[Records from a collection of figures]
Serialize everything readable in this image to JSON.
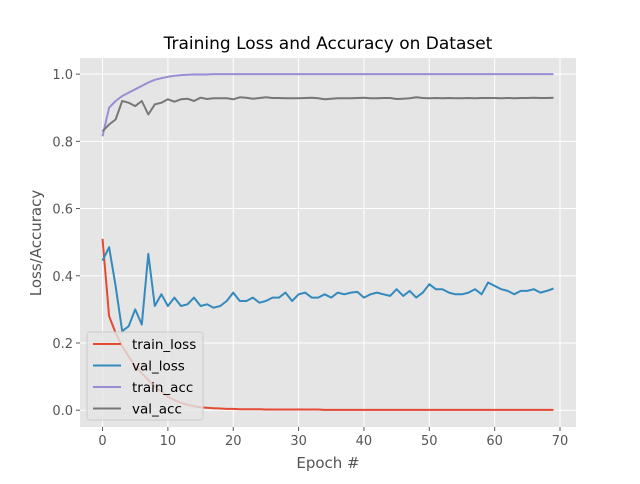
{
  "chart_data": {
    "type": "line",
    "title": "Training Loss and Accuracy on Dataset",
    "xlabel": "Epoch #",
    "ylabel": "Loss/Accuracy",
    "xlim": [
      -3.45,
      72.45
    ],
    "ylim": [
      -0.05,
      1.048
    ],
    "xticks": [
      0,
      10,
      20,
      30,
      40,
      50,
      60,
      70
    ],
    "yticks": [
      0.0,
      0.2,
      0.4,
      0.6,
      0.8,
      1.0
    ],
    "xtick_labels": [
      "0",
      "10",
      "20",
      "30",
      "40",
      "50",
      "60",
      "70"
    ],
    "ytick_labels": [
      "0.0",
      "0.2",
      "0.4",
      "0.6",
      "0.8",
      "1.0"
    ],
    "grid": true,
    "style": "ggplot",
    "background": "#E5E5E5",
    "legend_position": "lower-left",
    "series": [
      {
        "name": "train_loss",
        "color": "#E24A33",
        "values": [
          0.51,
          0.28,
          0.23,
          0.19,
          0.16,
          0.13,
          0.11,
          0.09,
          0.07,
          0.055,
          0.04,
          0.03,
          0.022,
          0.016,
          0.012,
          0.009,
          0.007,
          0.006,
          0.005,
          0.004,
          0.004,
          0.003,
          0.003,
          0.003,
          0.003,
          0.002,
          0.002,
          0.002,
          0.002,
          0.002,
          0.002,
          0.002,
          0.002,
          0.002,
          0.001,
          0.001,
          0.001,
          0.001,
          0.001,
          0.001,
          0.001,
          0.001,
          0.001,
          0.001,
          0.001,
          0.001,
          0.001,
          0.001,
          0.001,
          0.001,
          0.001,
          0.001,
          0.001,
          0.001,
          0.001,
          0.001,
          0.001,
          0.001,
          0.001,
          0.001,
          0.001,
          0.001,
          0.001,
          0.001,
          0.001,
          0.001,
          0.001,
          0.001,
          0.001,
          0.001
        ]
      },
      {
        "name": "val_loss",
        "color": "#348ABD",
        "values": [
          0.445,
          0.485,
          0.37,
          0.235,
          0.25,
          0.3,
          0.255,
          0.465,
          0.31,
          0.345,
          0.31,
          0.335,
          0.31,
          0.315,
          0.335,
          0.31,
          0.315,
          0.305,
          0.31,
          0.325,
          0.35,
          0.325,
          0.325,
          0.335,
          0.32,
          0.325,
          0.335,
          0.335,
          0.35,
          0.325,
          0.345,
          0.35,
          0.335,
          0.335,
          0.345,
          0.335,
          0.35,
          0.345,
          0.35,
          0.352,
          0.335,
          0.345,
          0.35,
          0.345,
          0.34,
          0.36,
          0.34,
          0.355,
          0.335,
          0.35,
          0.375,
          0.36,
          0.36,
          0.35,
          0.345,
          0.345,
          0.35,
          0.36,
          0.345,
          0.38,
          0.37,
          0.36,
          0.355,
          0.345,
          0.355,
          0.355,
          0.36,
          0.35,
          0.355,
          0.362
        ]
      },
      {
        "name": "train_acc",
        "color": "#988ED5",
        "values": [
          0.815,
          0.9,
          0.92,
          0.935,
          0.945,
          0.955,
          0.965,
          0.975,
          0.983,
          0.988,
          0.992,
          0.995,
          0.997,
          0.998,
          0.999,
          0.999,
          0.999,
          1.0,
          1.0,
          1.0,
          1.0,
          1.0,
          1.0,
          1.0,
          1.0,
          1.0,
          1.0,
          1.0,
          1.0,
          1.0,
          1.0,
          1.0,
          1.0,
          1.0,
          1.0,
          1.0,
          1.0,
          1.0,
          1.0,
          1.0,
          1.0,
          1.0,
          1.0,
          1.0,
          1.0,
          1.0,
          1.0,
          1.0,
          1.0,
          1.0,
          1.0,
          1.0,
          1.0,
          1.0,
          1.0,
          1.0,
          1.0,
          1.0,
          1.0,
          1.0,
          1.0,
          1.0,
          1.0,
          1.0,
          1.0,
          1.0,
          1.0,
          1.0,
          1.0,
          1.0
        ]
      },
      {
        "name": "val_acc",
        "color": "#777777",
        "values": [
          0.83,
          0.85,
          0.865,
          0.92,
          0.915,
          0.905,
          0.92,
          0.88,
          0.91,
          0.915,
          0.925,
          0.918,
          0.925,
          0.927,
          0.92,
          0.93,
          0.926,
          0.928,
          0.928,
          0.928,
          0.925,
          0.931,
          0.93,
          0.927,
          0.929,
          0.931,
          0.929,
          0.929,
          0.928,
          0.928,
          0.928,
          0.929,
          0.93,
          0.928,
          0.925,
          0.927,
          0.928,
          0.928,
          0.928,
          0.929,
          0.93,
          0.928,
          0.928,
          0.929,
          0.929,
          0.926,
          0.927,
          0.928,
          0.931,
          0.929,
          0.928,
          0.929,
          0.928,
          0.929,
          0.928,
          0.928,
          0.929,
          0.928,
          0.929,
          0.929,
          0.929,
          0.928,
          0.929,
          0.928,
          0.929,
          0.929,
          0.93,
          0.929,
          0.929,
          0.93
        ]
      }
    ]
  }
}
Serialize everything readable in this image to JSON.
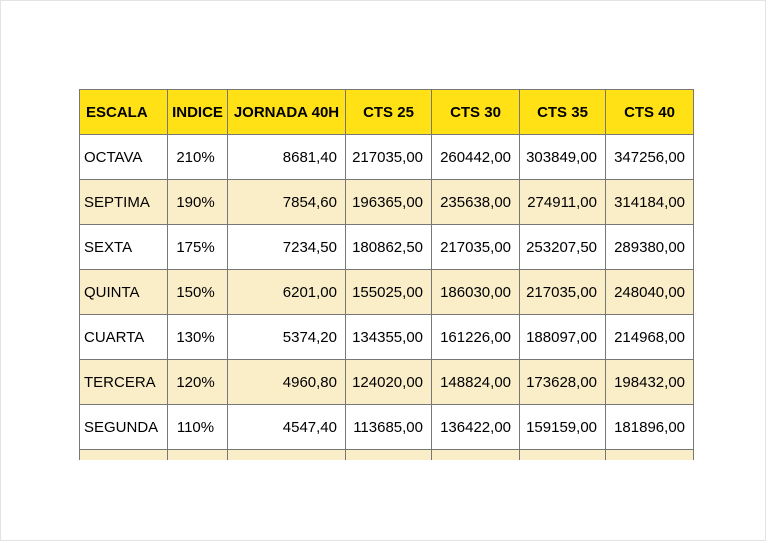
{
  "colors": {
    "header_bg": "#ffe115",
    "row_bg": "#ffffff",
    "row_alt_bg": "#faeec9",
    "grid_border": "#777777",
    "page_border": "#e3e3e3"
  },
  "table": {
    "columns": [
      "ESCALA",
      "INDICE",
      "JORNADA 40H",
      "CTS 25",
      "CTS 30",
      "CTS 35",
      "CTS 40"
    ],
    "rows": [
      [
        "OCTAVA",
        "210%",
        "8681,40",
        "217035,00",
        "260442,00",
        "303849,00",
        "347256,00"
      ],
      [
        "SEPTIMA",
        "190%",
        "7854,60",
        "196365,00",
        "235638,00",
        "274911,00",
        "314184,00"
      ],
      [
        "SEXTA",
        "175%",
        "7234,50",
        "180862,50",
        "217035,00",
        "253207,50",
        "289380,00"
      ],
      [
        "QUINTA",
        "150%",
        "6201,00",
        "155025,00",
        "186030,00",
        "217035,00",
        "248040,00"
      ],
      [
        "CUARTA",
        "130%",
        "5374,20",
        "134355,00",
        "161226,00",
        "188097,00",
        "214968,00"
      ],
      [
        "TERCERA",
        "120%",
        "4960,80",
        "124020,00",
        "148824,00",
        "173628,00",
        "198432,00"
      ],
      [
        "SEGUNDA",
        "110%",
        "4547,40",
        "113685,00",
        "136422,00",
        "159159,00",
        "181896,00"
      ]
    ]
  }
}
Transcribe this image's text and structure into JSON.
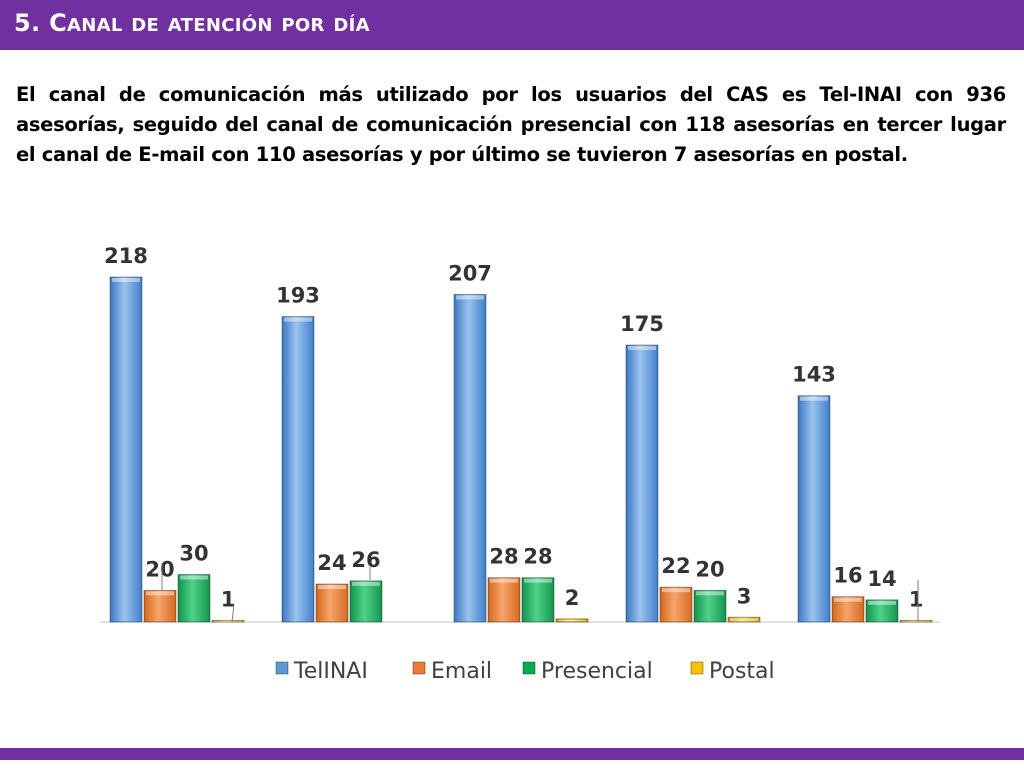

* **WORK TO BE COMPLETED**
Pictures are to be left out; repeat all the remaining data exactly.

* **WRITTEN SOLUTION**
Serialize everything readable in this image to JSON.
{
  "chart_data": {
    "type": "line",
    "title": "Training Loss and Accuracy on Dataset",
    "xlabel": "Epoch #",
    "ylabel": "Loss/Accuracy",
    "xlim": [
      -3.45,
      72.45
    ],
    "ylim": [
      -0.05,
      1.048
    ],
    "xticks": [
      0,
      10,
      20,
      30,
      40,
      50,
      60,
      70
    ],
    "yticks": [
      0.0,
      0.2,
      0.4,
      0.6,
      0.8,
      1.0
    ],
    "xtick_labels": [
      "0",
      "10",
      "20",
      "30",
      "40",
      "50",
      "60",
      "70"
    ],
    "ytick_labels": [
      "0.0",
      "0.2",
      "0.4",
      "0.6",
      "0.8",
      "1.0"
    ],
    "grid": true,
    "style": "ggplot",
    "background": "#E5E5E5",
    "legend_position": "lower-left",
    "series": [
      {
        "name": "train_loss",
        "color": "#E24A33",
        "values": [
          0.51,
          0.28,
          0.23,
          0.19,
          0.16,
          0.13,
          0.11,
          0.09,
          0.07,
          0.055,
          0.04,
          0.03,
          0.022,
          0.016,
          0.012,
          0.009,
          0.007,
          0.006,
          0.005,
          0.004,
          0.004,
          0.003,
          0.003,
          0.003,
          0.003,
          0.002,
          0.002,
          0.002,
          0.002,
          0.002,
          0.002,
          0.002,
          0.002,
          0.002,
          0.001,
          0.001,
          0.001,
          0.001,
          0.001,
          0.001,
          0.001,
          0.001,
          0.001,
          0.001,
          0.001,
          0.001,
          0.001,
          0.001,
          0.001,
          0.001,
          0.001,
          0.001,
          0.001,
          0.001,
          0.001,
          0.001,
          0.001,
          0.001,
          0.001,
          0.001,
          0.001,
          0.001,
          0.001,
          0.001,
          0.001,
          0.001,
          0.001,
          0.001,
          0.001,
          0.001
        ]
      },
      {
        "name": "val_loss",
        "color": "#348ABD",
        "values": [
          0.445,
          0.485,
          0.37,
          0.235,
          0.25,
          0.3,
          0.255,
          0.465,
          0.31,
          0.345,
          0.31,
          0.335,
          0.31,
          0.315,
          0.335,
          0.31,
          0.315,
          0.305,
          0.31,
          0.325,
          0.35,
          0.325,
          0.325,
          0.335,
          0.32,
          0.325,
          0.335,
          0.335,
          0.35,
          0.325,
          0.345,
          0.35,
          0.335,
          0.335,
          0.345,
          0.335,
          0.35,
          0.345,
          0.35,
          0.352,
          0.335,
          0.345,
          0.35,
          0.345,
          0.34,
          0.36,
          0.34,
          0.355,
          0.335,
          0.35,
          0.375,
          0.36,
          0.36,
          0.35,
          0.345,
          0.345,
          0.35,
          0.36,
          0.345,
          0.38,
          0.37,
          0.36,
          0.355,
          0.345,
          0.355,
          0.355,
          0.36,
          0.35,
          0.355,
          0.362
        ]
      },
      {
        "name": "train_acc",
        "color": "#988ED5",
        "values": [
          0.815,
          0.9,
          0.92,
          0.935,
          0.945,
          0.955,
          0.965,
          0.975,
          0.983,
          0.988,
          0.992,
          0.995,
          0.997,
          0.998,
          0.999,
          0.999,
          0.999,
          1.0,
          1.0,
          1.0,
          1.0,
          1.0,
          1.0,
          1.0,
          1.0,
          1.0,
          1.0,
          1.0,
          1.0,
          1.0,
          1.0,
          1.0,
          1.0,
          1.0,
          1.0,
          1.0,
          1.0,
          1.0,
          1.0,
          1.0,
          1.0,
          1.0,
          1.0,
          1.0,
          1.0,
          1.0,
          1.0,
          1.0,
          1.0,
          1.0,
          1.0,
          1.0,
          1.0,
          1.0,
          1.0,
          1.0,
          1.0,
          1.0,
          1.0,
          1.0,
          1.0,
          1.0,
          1.0,
          1.0,
          1.0,
          1.0,
          1.0,
          1.0,
          1.0,
          1.0
        ]
      },
      {
        "name": "val_acc",
        "color": "#777777",
        "values": [
          0.83,
          0.85,
          0.865,
          0.92,
          0.915,
          0.905,
          0.92,
          0.88,
          0.91,
          0.915,
          0.925,
          0.918,
          0.925,
          0.927,
          0.92,
          0.93,
          0.926,
          0.928,
          0.928,
          0.928,
          0.925,
          0.931,
          0.93,
          0.927,
          0.929,
          0.931,
          0.929,
          0.929,
          0.928,
          0.928,
          0.928,
          0.929,
          0.93,
          0.928,
          0.925,
          0.927,
          0.928,
          0.928,
          0.928,
          0.929,
          0.93,
          0.928,
          0.928,
          0.929,
          0.929,
          0.926,
          0.927,
          0.928,
          0.931,
          0.929,
          0.928,
          0.929,
          0.928,
          0.929,
          0.928,
          0.928,
          0.929,
          0.928,
          0.929,
          0.929,
          0.929,
          0.928,
          0.929,
          0.928,
          0.929,
          0.929,
          0.93,
          0.929,
          0.929,
          0.93
        ]
      }
    ]
  }
}
Serialize everything readable in this image to JSON.
{
  "colors": {
    "header_bg": "#ffe115",
    "row_bg": "#ffffff",
    "row_alt_bg": "#faeec9",
    "grid_border": "#777777",
    "page_border": "#e3e3e3"
  },
  "table": {
    "columns": [
      "ESCALA",
      "INDICE",
      "JORNADA 40H",
      "CTS 25",
      "CTS 30",
      "CTS 35",
      "CTS 40"
    ],
    "rows": [
      [
        "OCTAVA",
        "210%",
        "8681,40",
        "217035,00",
        "260442,00",
        "303849,00",
        "347256,00"
      ],
      [
        "SEPTIMA",
        "190%",
        "7854,60",
        "196365,00",
        "235638,00",
        "274911,00",
        "314184,00"
      ],
      [
        "SEXTA",
        "175%",
        "7234,50",
        "180862,50",
        "217035,00",
        "253207,50",
        "289380,00"
      ],
      [
        "QUINTA",
        "150%",
        "6201,00",
        "155025,00",
        "186030,00",
        "217035,00",
        "248040,00"
      ],
      [
        "CUARTA",
        "130%",
        "5374,20",
        "134355,00",
        "161226,00",
        "188097,00",
        "214968,00"
      ],
      [
        "TERCERA",
        "120%",
        "4960,80",
        "124020,00",
        "148824,00",
        "173628,00",
        "198432,00"
      ],
      [
        "SEGUNDA",
        "110%",
        "4547,40",
        "113685,00",
        "136422,00",
        "159159,00",
        "181896,00"
      ]
    ]
  }
}
Transcribe this image's text and structure into JSON.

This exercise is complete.